→ Exercise details: Output only the count of lines that contain "CODEVOLUTION".

(begin)

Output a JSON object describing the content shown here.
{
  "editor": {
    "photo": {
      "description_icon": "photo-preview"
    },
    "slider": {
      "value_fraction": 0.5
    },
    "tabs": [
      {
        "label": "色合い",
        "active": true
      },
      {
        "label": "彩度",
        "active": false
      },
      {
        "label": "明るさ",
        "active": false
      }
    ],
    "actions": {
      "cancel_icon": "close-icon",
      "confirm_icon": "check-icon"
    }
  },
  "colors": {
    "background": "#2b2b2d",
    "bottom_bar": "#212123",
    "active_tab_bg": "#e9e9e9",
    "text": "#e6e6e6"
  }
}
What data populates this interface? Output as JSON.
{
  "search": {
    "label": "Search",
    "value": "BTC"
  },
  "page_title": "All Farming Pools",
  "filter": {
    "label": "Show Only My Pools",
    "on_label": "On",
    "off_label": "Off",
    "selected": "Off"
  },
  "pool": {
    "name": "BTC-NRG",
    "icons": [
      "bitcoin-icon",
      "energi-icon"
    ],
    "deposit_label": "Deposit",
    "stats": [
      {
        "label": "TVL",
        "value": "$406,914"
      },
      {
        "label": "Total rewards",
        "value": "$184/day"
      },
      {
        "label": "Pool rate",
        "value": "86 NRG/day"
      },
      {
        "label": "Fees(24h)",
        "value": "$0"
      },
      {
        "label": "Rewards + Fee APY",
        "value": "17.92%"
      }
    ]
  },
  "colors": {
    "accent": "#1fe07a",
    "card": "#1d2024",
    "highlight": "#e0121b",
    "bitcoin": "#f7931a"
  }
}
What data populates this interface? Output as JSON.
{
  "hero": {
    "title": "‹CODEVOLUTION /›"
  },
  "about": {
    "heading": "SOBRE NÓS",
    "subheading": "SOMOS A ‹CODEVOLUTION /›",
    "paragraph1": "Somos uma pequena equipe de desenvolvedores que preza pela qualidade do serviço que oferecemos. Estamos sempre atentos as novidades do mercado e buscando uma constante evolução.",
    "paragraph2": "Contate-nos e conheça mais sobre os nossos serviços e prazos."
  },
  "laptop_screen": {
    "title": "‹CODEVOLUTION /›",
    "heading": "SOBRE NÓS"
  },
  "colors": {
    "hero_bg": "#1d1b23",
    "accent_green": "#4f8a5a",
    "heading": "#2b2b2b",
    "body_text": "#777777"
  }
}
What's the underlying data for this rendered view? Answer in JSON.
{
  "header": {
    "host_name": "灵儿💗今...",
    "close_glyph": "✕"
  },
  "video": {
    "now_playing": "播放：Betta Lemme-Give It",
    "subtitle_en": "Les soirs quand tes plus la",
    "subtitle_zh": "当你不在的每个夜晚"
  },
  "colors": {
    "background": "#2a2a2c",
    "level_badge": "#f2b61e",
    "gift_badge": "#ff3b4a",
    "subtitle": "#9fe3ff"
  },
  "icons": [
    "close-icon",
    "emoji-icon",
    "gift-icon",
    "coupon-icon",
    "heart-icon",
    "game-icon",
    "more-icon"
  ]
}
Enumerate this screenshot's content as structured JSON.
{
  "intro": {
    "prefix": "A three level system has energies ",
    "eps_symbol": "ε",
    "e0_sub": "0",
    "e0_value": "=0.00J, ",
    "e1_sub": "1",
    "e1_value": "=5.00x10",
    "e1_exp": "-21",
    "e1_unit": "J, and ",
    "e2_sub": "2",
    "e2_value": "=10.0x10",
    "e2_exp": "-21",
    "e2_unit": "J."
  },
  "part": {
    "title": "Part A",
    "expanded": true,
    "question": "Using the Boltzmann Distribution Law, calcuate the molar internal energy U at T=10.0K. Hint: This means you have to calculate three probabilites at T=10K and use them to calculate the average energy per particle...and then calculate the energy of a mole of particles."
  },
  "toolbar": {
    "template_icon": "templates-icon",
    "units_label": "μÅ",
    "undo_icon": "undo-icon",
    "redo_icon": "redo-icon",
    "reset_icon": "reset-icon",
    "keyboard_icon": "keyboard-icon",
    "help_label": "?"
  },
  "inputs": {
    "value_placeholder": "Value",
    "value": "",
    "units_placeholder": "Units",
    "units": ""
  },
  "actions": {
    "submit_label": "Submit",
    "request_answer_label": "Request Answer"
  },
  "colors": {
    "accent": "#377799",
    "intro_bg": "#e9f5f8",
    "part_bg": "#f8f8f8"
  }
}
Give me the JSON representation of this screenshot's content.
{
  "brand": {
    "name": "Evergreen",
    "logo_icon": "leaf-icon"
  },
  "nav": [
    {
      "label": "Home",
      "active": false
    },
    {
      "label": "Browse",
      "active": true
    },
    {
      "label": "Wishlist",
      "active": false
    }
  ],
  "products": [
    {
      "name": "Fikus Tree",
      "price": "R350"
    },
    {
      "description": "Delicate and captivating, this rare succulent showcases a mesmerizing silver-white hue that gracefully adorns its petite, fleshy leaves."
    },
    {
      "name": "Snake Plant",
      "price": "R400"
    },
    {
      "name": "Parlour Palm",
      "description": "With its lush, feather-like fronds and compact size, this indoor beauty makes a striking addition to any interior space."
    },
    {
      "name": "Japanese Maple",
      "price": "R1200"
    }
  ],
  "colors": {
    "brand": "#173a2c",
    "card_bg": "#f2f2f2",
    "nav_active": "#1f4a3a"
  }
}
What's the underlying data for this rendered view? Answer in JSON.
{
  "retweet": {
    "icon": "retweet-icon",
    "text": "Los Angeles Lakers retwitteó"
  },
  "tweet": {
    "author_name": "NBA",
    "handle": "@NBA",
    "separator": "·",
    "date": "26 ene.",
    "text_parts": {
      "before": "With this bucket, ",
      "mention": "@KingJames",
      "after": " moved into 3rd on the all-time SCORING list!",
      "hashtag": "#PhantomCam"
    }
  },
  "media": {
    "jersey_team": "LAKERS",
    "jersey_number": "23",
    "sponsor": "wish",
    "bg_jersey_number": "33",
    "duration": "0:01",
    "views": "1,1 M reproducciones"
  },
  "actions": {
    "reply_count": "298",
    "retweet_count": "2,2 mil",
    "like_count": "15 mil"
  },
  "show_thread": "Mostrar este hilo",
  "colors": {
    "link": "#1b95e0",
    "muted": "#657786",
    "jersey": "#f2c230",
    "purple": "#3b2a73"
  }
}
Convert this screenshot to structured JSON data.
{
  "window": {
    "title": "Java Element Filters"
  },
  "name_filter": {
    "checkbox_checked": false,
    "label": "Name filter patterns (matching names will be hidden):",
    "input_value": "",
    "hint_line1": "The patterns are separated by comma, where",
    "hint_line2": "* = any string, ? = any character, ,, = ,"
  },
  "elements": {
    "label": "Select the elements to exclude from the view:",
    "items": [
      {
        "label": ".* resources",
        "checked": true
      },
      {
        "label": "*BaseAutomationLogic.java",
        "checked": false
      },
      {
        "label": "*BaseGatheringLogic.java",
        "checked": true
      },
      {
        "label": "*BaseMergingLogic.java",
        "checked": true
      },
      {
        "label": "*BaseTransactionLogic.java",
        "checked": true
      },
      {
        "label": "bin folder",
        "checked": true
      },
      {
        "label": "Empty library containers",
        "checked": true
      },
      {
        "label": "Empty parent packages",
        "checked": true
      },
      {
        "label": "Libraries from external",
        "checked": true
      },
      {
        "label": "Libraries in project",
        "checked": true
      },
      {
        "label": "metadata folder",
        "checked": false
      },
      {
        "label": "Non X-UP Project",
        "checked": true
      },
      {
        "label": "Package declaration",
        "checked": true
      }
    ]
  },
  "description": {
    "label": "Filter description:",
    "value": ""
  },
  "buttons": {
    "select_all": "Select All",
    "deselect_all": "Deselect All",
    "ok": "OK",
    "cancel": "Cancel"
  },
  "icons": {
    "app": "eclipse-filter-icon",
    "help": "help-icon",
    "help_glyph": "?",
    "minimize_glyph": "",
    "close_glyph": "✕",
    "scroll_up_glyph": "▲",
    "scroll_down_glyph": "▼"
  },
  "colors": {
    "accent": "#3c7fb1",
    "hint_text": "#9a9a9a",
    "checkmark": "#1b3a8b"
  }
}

(end)

→ Response to the task: 3